* _INFORMATION SUPPLIED_
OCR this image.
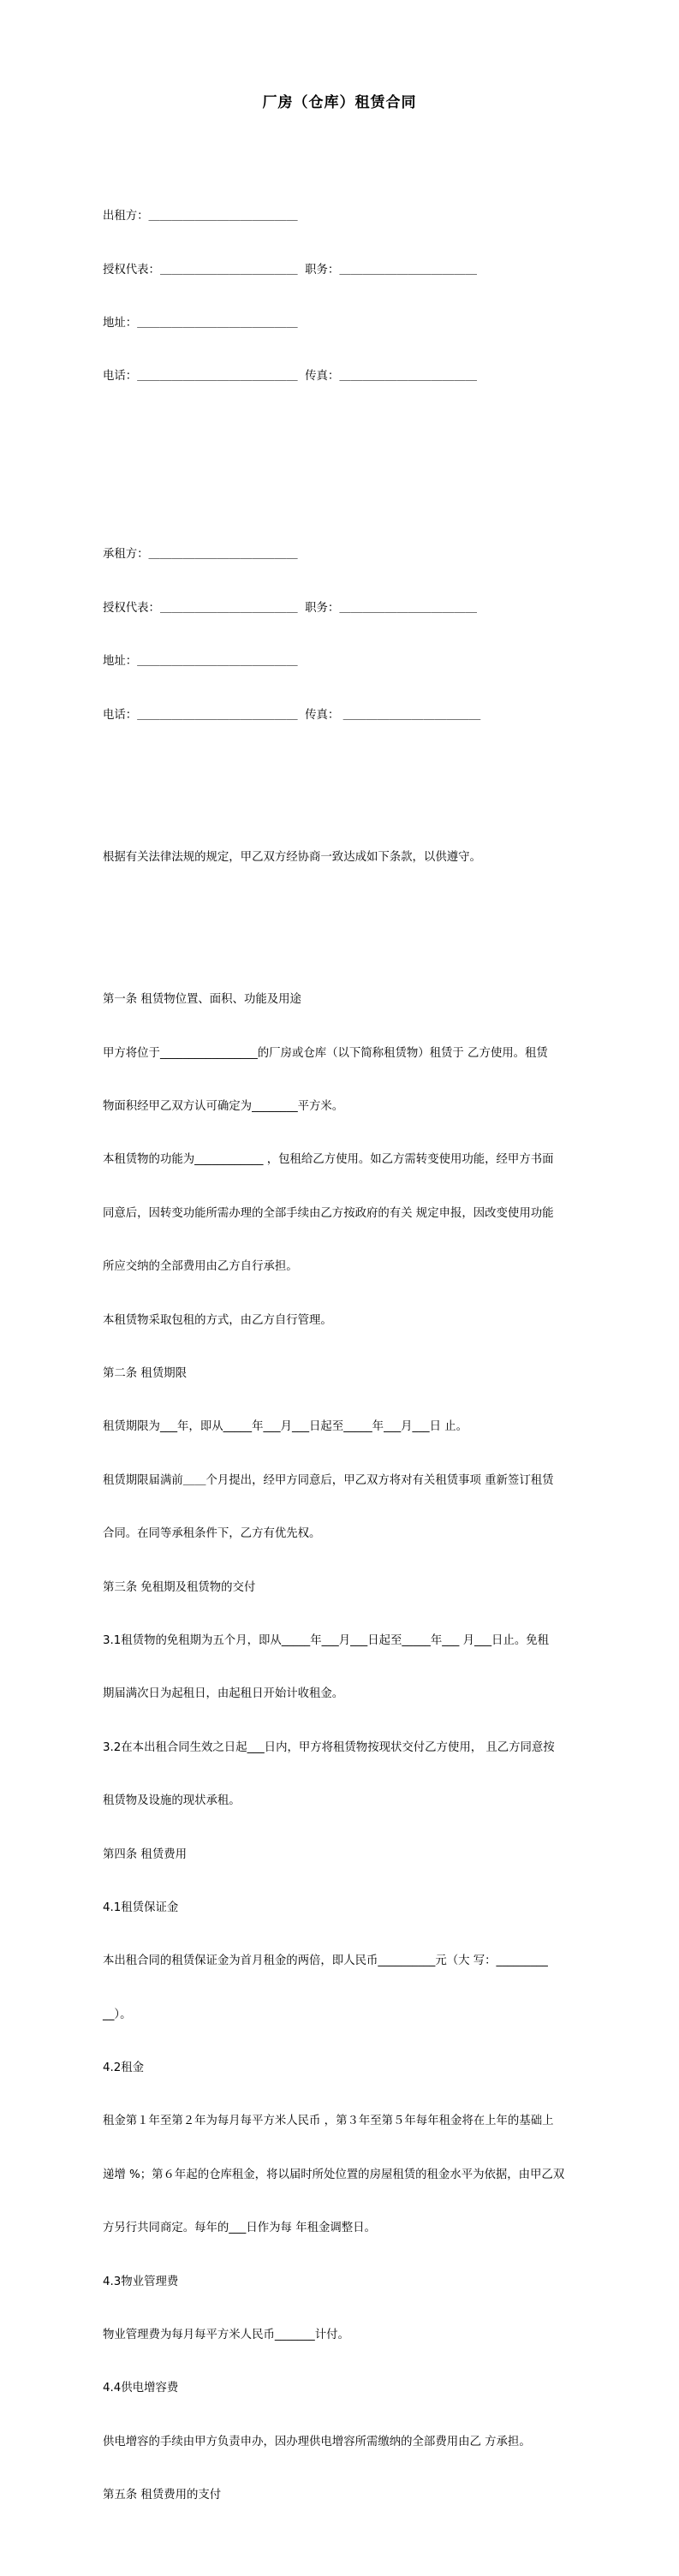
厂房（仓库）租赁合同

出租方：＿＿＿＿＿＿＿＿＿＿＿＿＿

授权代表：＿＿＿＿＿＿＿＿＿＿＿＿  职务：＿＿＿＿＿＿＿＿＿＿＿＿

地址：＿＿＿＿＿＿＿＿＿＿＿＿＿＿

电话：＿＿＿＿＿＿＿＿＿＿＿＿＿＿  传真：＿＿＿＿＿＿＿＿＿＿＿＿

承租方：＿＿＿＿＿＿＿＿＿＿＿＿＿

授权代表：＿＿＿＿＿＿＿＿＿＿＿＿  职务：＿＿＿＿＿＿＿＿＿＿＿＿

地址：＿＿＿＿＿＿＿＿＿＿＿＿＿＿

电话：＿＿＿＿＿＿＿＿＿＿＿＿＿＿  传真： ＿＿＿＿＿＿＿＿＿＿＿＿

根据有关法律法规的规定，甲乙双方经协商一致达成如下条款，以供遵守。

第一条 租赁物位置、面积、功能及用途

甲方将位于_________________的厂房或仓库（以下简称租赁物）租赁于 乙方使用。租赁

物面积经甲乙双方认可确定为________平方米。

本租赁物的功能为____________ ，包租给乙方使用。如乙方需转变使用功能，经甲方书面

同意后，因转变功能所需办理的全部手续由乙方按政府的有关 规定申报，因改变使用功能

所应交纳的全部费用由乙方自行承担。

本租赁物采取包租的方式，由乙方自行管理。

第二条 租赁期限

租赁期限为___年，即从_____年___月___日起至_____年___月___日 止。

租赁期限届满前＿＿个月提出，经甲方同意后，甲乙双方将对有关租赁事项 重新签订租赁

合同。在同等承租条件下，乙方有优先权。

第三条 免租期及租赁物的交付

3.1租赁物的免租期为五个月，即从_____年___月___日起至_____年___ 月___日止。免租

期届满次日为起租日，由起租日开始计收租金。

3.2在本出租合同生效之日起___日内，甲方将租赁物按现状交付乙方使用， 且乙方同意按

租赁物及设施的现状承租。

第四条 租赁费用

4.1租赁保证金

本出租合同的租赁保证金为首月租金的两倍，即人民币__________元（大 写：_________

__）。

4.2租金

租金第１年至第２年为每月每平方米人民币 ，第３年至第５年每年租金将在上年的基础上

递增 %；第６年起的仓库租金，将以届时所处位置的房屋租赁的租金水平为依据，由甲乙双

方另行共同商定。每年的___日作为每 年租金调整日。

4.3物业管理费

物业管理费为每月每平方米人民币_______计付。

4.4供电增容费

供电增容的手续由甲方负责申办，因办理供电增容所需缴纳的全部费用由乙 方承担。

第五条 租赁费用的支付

* _GOAL_
Repeat the material exactly as it reads, without any of its pictures.

* _THE SOLUTION_
OCR this image.
厂房（仓库）租赁合同

出租方：＿＿＿＿＿＿＿＿＿＿＿＿＿

授权代表：＿＿＿＿＿＿＿＿＿＿＿＿  职务：＿＿＿＿＿＿＿＿＿＿＿＿

地址：＿＿＿＿＿＿＿＿＿＿＿＿＿＿

电话：＿＿＿＿＿＿＿＿＿＿＿＿＿＿  传真：＿＿＿＿＿＿＿＿＿＿＿＿

承租方：＿＿＿＿＿＿＿＿＿＿＿＿＿

授权代表：＿＿＿＿＿＿＿＿＿＿＿＿  职务：＿＿＿＿＿＿＿＿＿＿＿＿

地址：＿＿＿＿＿＿＿＿＿＿＿＿＿＿

电话：＿＿＿＿＿＿＿＿＿＿＿＿＿＿  传真： ＿＿＿＿＿＿＿＿＿＿＿＿

根据有关法律法规的规定，甲乙双方经协商一致达成如下条款，以供遵守。

第一条 租赁物位置、面积、功能及用途

甲方将位于_________________的厂房或仓库（以下简称租赁物）租赁于 乙方使用。租赁

物面积经甲乙双方认可确定为________平方米。

本租赁物的功能为____________ ，包租给乙方使用。如乙方需转变使用功能，经甲方书面

同意后，因转变功能所需办理的全部手续由乙方按政府的有关 规定申报，因改变使用功能

所应交纳的全部费用由乙方自行承担。

本租赁物采取包租的方式，由乙方自行管理。

第二条 租赁期限

租赁期限为___年，即从_____年___月___日起至_____年___月___日 止。

租赁期限届满前＿＿个月提出，经甲方同意后，甲乙双方将对有关租赁事项 重新签订租赁

合同。在同等承租条件下，乙方有优先权。

第三条 免租期及租赁物的交付

3.1租赁物的免租期为五个月，即从_____年___月___日起至_____年___ 月___日止。免租

期届满次日为起租日，由起租日开始计收租金。

3.2在本出租合同生效之日起___日内，甲方将租赁物按现状交付乙方使用， 且乙方同意按

租赁物及设施的现状承租。

第四条 租赁费用

4.1租赁保证金

本出租合同的租赁保证金为首月租金的两倍，即人民币__________元（大 写：_________

__）。

4.2租金

租金第１年至第２年为每月每平方米人民币 ，第３年至第５年每年租金将在上年的基础上

递增 %；第６年起的仓库租金，将以届时所处位置的房屋租赁的租金水平为依据，由甲乙双

方另行共同商定。每年的___日作为每 年租金调整日。

4.3物业管理费

物业管理费为每月每平方米人民币_______计付。

4.4供电增容费

供电增容的手续由甲方负责申办，因办理供电增容所需缴纳的全部费用由乙 方承担。

第五条 租赁费用的支付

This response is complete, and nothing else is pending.